++++ LISTING

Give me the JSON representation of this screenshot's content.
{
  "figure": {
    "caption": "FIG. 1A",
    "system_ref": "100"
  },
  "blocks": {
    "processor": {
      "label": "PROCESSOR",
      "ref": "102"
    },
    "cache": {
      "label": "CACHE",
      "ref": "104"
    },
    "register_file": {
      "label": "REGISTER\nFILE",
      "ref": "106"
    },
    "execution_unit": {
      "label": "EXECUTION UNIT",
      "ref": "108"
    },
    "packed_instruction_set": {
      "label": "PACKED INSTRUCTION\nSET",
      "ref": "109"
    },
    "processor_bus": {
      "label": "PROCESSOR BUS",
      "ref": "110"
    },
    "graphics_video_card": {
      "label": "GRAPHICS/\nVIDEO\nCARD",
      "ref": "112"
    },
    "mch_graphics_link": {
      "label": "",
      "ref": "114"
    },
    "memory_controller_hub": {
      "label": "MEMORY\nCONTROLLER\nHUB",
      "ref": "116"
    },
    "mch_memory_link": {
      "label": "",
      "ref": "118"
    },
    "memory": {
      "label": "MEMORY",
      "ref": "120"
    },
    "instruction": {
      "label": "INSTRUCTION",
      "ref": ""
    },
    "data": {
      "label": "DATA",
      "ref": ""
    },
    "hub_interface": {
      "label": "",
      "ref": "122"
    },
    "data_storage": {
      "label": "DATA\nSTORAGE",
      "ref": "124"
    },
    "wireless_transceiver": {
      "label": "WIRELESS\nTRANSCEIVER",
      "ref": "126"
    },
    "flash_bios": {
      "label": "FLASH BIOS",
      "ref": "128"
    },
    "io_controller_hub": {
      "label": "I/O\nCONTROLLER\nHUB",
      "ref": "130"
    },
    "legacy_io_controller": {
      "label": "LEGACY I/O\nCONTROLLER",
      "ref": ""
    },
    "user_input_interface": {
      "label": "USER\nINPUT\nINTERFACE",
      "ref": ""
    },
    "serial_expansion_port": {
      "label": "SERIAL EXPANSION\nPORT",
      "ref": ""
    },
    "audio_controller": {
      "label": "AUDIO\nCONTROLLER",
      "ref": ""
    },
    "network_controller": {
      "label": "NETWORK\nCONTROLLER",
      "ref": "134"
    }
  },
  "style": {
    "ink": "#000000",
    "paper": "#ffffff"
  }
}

++++++++

GIVEN EXERCISE ▸ Make an exact copy of every entry.

SOLVED EXERCISE ▸
Give me the JSON representation of this screenshot's content.
{
  "figure": {
    "caption": "FIG. 1A",
    "system_ref": "100"
  },
  "blocks": {
    "processor": {
      "label": "PROCESSOR",
      "ref": "102"
    },
    "cache": {
      "label": "CACHE",
      "ref": "104"
    },
    "register_file": {
      "label": "REGISTER\nFILE",
      "ref": "106"
    },
    "execution_unit": {
      "label": "EXECUTION UNIT",
      "ref": "108"
    },
    "packed_instruction_set": {
      "label": "PACKED INSTRUCTION\nSET",
      "ref": "109"
    },
    "processor_bus": {
      "label": "PROCESSOR BUS",
      "ref": "110"
    },
    "graphics_video_card": {
      "label": "GRAPHICS/\nVIDEO\nCARD",
      "ref": "112"
    },
    "mch_graphics_link": {
      "label": "",
      "ref": "114"
    },
    "memory_controller_hub": {
      "label": "MEMORY\nCONTROLLER\nHUB",
      "ref": "116"
    },
    "mch_memory_link": {
      "label": "",
      "ref": "118"
    },
    "memory": {
      "label": "MEMORY",
      "ref": "120"
    },
    "instruction": {
      "label": "INSTRUCTION",
      "ref": ""
    },
    "data": {
      "label": "DATA",
      "ref": ""
    },
    "hub_interface": {
      "label": "",
      "ref": "122"
    },
    "data_storage": {
      "label": "DATA\nSTORAGE",
      "ref": "124"
    },
    "wireless_transceiver": {
      "label": "WIRELESS\nTRANSCEIVER",
      "ref": "126"
    },
    "flash_bios": {
      "label": "FLASH BIOS",
      "ref": "128"
    },
    "io_controller_hub": {
      "label": "I/O\nCONTROLLER\nHUB",
      "ref": "130"
    },
    "legacy_io_controller": {
      "label": "LEGACY I/O\nCONTROLLER",
      "ref": ""
    },
    "user_input_interface": {
      "label": "USER\nINPUT\nINTERFACE",
      "ref": ""
    },
    "serial_expansion_port": {
      "label": "SERIAL EXPANSION\nPORT",
      "ref": ""
    },
    "audio_controller": {
      "label": "AUDIO\nCONTROLLER",
      "ref": ""
    },
    "network_controller": {
      "label": "NETWORK\nCONTROLLER",
      "ref": "134"
    }
  },
  "style": {
    "ink": "#000000",
    "paper": "#ffffff"
  }
}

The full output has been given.